### EXERCISE DETAILS
Please print the full listing exactly.
──────────────────────────────
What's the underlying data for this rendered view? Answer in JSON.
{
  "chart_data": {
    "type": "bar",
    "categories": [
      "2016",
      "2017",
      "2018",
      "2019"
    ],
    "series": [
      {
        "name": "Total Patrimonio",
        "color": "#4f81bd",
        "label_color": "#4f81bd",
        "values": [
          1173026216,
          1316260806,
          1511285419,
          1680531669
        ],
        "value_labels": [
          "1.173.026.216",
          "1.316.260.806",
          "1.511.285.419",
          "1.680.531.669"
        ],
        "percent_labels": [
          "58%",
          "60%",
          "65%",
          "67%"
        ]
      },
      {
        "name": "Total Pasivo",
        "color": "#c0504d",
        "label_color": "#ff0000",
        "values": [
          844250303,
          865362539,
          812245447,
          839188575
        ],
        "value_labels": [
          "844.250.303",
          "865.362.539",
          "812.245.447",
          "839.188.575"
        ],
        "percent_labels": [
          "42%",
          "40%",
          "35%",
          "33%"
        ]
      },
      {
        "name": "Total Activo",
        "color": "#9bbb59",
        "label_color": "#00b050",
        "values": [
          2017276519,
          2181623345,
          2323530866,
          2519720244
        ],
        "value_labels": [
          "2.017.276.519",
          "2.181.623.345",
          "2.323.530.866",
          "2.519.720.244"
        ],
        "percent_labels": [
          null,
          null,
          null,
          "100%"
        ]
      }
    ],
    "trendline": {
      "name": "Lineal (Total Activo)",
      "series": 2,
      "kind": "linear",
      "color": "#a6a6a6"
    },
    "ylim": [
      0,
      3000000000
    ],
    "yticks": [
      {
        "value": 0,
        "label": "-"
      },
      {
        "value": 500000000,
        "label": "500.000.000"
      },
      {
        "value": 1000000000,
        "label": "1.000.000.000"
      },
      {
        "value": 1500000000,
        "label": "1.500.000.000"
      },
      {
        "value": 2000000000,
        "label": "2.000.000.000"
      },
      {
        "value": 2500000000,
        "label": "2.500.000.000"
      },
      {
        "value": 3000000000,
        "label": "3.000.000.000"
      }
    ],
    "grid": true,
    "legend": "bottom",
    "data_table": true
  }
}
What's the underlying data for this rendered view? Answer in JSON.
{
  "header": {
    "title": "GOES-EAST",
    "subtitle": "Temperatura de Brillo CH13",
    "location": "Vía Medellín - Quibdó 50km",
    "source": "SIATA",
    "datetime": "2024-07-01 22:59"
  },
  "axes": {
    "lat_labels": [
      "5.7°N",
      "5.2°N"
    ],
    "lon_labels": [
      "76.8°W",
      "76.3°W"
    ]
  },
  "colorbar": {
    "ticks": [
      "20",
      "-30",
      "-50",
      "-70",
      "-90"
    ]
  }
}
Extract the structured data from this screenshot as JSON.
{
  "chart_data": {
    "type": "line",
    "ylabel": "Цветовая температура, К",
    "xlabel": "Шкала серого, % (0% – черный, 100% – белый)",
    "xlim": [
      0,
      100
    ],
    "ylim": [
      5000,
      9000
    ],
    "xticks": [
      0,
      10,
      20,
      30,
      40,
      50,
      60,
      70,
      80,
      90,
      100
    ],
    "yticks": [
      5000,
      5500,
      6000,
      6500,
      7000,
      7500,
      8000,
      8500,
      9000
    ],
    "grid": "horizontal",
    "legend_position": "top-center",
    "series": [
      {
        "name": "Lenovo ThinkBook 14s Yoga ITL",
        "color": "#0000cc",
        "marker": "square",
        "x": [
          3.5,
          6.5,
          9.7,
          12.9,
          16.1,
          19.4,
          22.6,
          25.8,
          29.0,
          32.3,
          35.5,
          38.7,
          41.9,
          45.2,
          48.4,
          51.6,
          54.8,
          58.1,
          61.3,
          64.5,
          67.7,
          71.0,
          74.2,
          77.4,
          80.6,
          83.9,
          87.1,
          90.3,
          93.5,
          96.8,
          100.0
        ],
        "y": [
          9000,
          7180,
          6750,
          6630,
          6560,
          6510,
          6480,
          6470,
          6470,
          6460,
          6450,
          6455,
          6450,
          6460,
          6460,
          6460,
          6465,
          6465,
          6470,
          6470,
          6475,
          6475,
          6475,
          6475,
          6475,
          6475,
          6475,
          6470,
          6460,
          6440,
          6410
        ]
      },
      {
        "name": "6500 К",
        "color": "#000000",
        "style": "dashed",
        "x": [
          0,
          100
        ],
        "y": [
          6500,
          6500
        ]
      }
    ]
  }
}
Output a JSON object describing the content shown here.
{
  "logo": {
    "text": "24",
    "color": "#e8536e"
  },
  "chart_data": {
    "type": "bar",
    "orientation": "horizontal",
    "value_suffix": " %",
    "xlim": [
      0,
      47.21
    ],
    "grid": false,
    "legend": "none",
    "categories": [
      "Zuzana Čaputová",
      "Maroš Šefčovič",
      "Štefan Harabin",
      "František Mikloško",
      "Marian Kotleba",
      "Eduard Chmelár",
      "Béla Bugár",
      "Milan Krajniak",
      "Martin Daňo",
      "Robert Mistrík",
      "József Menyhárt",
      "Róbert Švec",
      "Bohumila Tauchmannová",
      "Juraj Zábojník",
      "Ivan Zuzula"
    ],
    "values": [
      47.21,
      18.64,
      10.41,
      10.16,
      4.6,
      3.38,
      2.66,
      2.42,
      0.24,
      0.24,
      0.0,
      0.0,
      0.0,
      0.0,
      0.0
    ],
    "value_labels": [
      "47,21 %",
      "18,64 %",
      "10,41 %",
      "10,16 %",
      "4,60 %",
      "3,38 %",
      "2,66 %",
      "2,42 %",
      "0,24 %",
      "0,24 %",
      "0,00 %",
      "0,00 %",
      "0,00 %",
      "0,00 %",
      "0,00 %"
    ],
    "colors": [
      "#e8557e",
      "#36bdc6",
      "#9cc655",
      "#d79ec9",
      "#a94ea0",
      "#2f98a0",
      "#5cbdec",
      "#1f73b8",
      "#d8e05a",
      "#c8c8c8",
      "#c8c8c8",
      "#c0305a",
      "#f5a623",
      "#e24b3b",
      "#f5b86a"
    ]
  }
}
──────────────────────────────
### ANSWER TO THIS PROBLEM
What's the underlying data for this rendered view? Answer in JSON.
{
  "chart_data": {
    "type": "bar",
    "categories": [
      "2016",
      "2017",
      "2018",
      "2019"
    ],
    "series": [
      {
        "name": "Total Patrimonio",
        "color": "#4f81bd",
        "label_color": "#4f81bd",
        "values": [
          1173026216,
          1316260806,
          1511285419,
          1680531669
        ],
        "value_labels": [
          "1.173.026.216",
          "1.316.260.806",
          "1.511.285.419",
          "1.680.531.669"
        ],
        "percent_labels": [
          "58%",
          "60%",
          "65%",
          "67%"
        ]
      },
      {
        "name": "Total Pasivo",
        "color": "#c0504d",
        "label_color": "#ff0000",
        "values": [
          844250303,
          865362539,
          812245447,
          839188575
        ],
        "value_labels": [
          "844.250.303",
          "865.362.539",
          "812.245.447",
          "839.188.575"
        ],
        "percent_labels": [
          "42%",
          "40%",
          "35%",
          "33%"
        ]
      },
      {
        "name": "Total Activo",
        "color": "#9bbb59",
        "label_color": "#00b050",
        "values": [
          2017276519,
          2181623345,
          2323530866,
          2519720244
        ],
        "value_labels": [
          "2.017.276.519",
          "2.181.623.345",
          "2.323.530.866",
          "2.519.720.244"
        ],
        "percent_labels": [
          null,
          null,
          null,
          "100%"
        ]
      }
    ],
    "trendline": {
      "name": "Lineal (Total Activo)",
      "series": 2,
      "kind": "linear",
      "color": "#a6a6a6"
    },
    "ylim": [
      0,
      3000000000
    ],
    "yticks": [
      {
        "value": 0,
        "label": "-"
      },
      {
        "value": 500000000,
        "label": "500.000.000"
      },
      {
        "value": 1000000000,
        "label": "1.000.000.000"
      },
      {
        "value": 1500000000,
        "label": "1.500.000.000"
      },
      {
        "value": 2000000000,
        "label": "2.000.000.000"
      },
      {
        "value": 2500000000,
        "label": "2.500.000.000"
      },
      {
        "value": 3000000000,
        "label": "3.000.000.000"
      }
    ],
    "grid": true,
    "legend": "bottom",
    "data_table": true
  }
}
What's the underlying data for this rendered view? Answer in JSON.
{
  "header": {
    "title": "GOES-EAST",
    "subtitle": "Temperatura de Brillo CH13",
    "location": "Vía Medellín - Quibdó 50km",
    "source": "SIATA",
    "datetime": "2024-07-01 22:59"
  },
  "axes": {
    "lat_labels": [
      "5.7°N",
      "5.2°N"
    ],
    "lon_labels": [
      "76.8°W",
      "76.3°W"
    ]
  },
  "colorbar": {
    "ticks": [
      "20",
      "-30",
      "-50",
      "-70",
      "-90"
    ]
  }
}
Extract the structured data from this screenshot as JSON.
{
  "chart_data": {
    "type": "line",
    "ylabel": "Цветовая температура, К",
    "xlabel": "Шкала серого, % (0% – черный, 100% – белый)",
    "xlim": [
      0,
      100
    ],
    "ylim": [
      5000,
      9000
    ],
    "xticks": [
      0,
      10,
      20,
      30,
      40,
      50,
      60,
      70,
      80,
      90,
      100
    ],
    "yticks": [
      5000,
      5500,
      6000,
      6500,
      7000,
      7500,
      8000,
      8500,
      9000
    ],
    "grid": "horizontal",
    "legend_position": "top-center",
    "series": [
      {
        "name": "Lenovo ThinkBook 14s Yoga ITL",
        "color": "#0000cc",
        "marker": "square",
        "x": [
          3.5,
          6.5,
          9.7,
          12.9,
          16.1,
          19.4,
          22.6,
          25.8,
          29.0,
          32.3,
          35.5,
          38.7,
          41.9,
          45.2,
          48.4,
          51.6,
          54.8,
          58.1,
          61.3,
          64.5,
          67.7,
          71.0,
          74.2,
          77.4,
          80.6,
          83.9,
          87.1,
          90.3,
          93.5,
          96.8,
          100.0
        ],
        "y": [
          9000,
          7180,
          6750,
          6630,
          6560,
          6510,
          6480,
          6470,
          6470,
          6460,
          6450,
          6455,
          6450,
          6460,
          6460,
          6460,
          6465,
          6465,
          6470,
          6470,
          6475,
          6475,
          6475,
          6475,
          6475,
          6475,
          6475,
          6470,
          6460,
          6440,
          6410
        ]
      },
      {
        "name": "6500 К",
        "color": "#000000",
        "style": "dashed",
        "x": [
          0,
          100
        ],
        "y": [
          6500,
          6500
        ]
      }
    ]
  }
}
Output a JSON object describing the content shown here.
{
  "logo": {
    "text": "24",
    "color": "#e8536e"
  },
  "chart_data": {
    "type": "bar",
    "orientation": "horizontal",
    "value_suffix": " %",
    "xlim": [
      0,
      47.21
    ],
    "grid": false,
    "legend": "none",
    "categories": [
      "Zuzana Čaputová",
      "Maroš Šefčovič",
      "Štefan Harabin",
      "František Mikloško",
      "Marian Kotleba",
      "Eduard Chmelár",
      "Béla Bugár",
      "Milan Krajniak",
      "Martin Daňo",
      "Robert Mistrík",
      "József Menyhárt",
      "Róbert Švec",
      "Bohumila Tauchmannová",
      "Juraj Zábojník",
      "Ivan Zuzula"
    ],
    "values": [
      47.21,
      18.64,
      10.41,
      10.16,
      4.6,
      3.38,
      2.66,
      2.42,
      0.24,
      0.24,
      0.0,
      0.0,
      0.0,
      0.0,
      0.0
    ],
    "value_labels": [
      "47,21 %",
      "18,64 %",
      "10,41 %",
      "10,16 %",
      "4,60 %",
      "3,38 %",
      "2,66 %",
      "2,42 %",
      "0,24 %",
      "0,24 %",
      "0,00 %",
      "0,00 %",
      "0,00 %",
      "0,00 %",
      "0,00 %"
    ],
    "colors": [
      "#e8557e",
      "#36bdc6",
      "#9cc655",
      "#d79ec9",
      "#a94ea0",
      "#2f98a0",
      "#5cbdec",
      "#1f73b8",
      "#d8e05a",
      "#c8c8c8",
      "#c8c8c8",
      "#c0305a",
      "#f5a623",
      "#e24b3b",
      "#f5b86a"
    ]
  }
}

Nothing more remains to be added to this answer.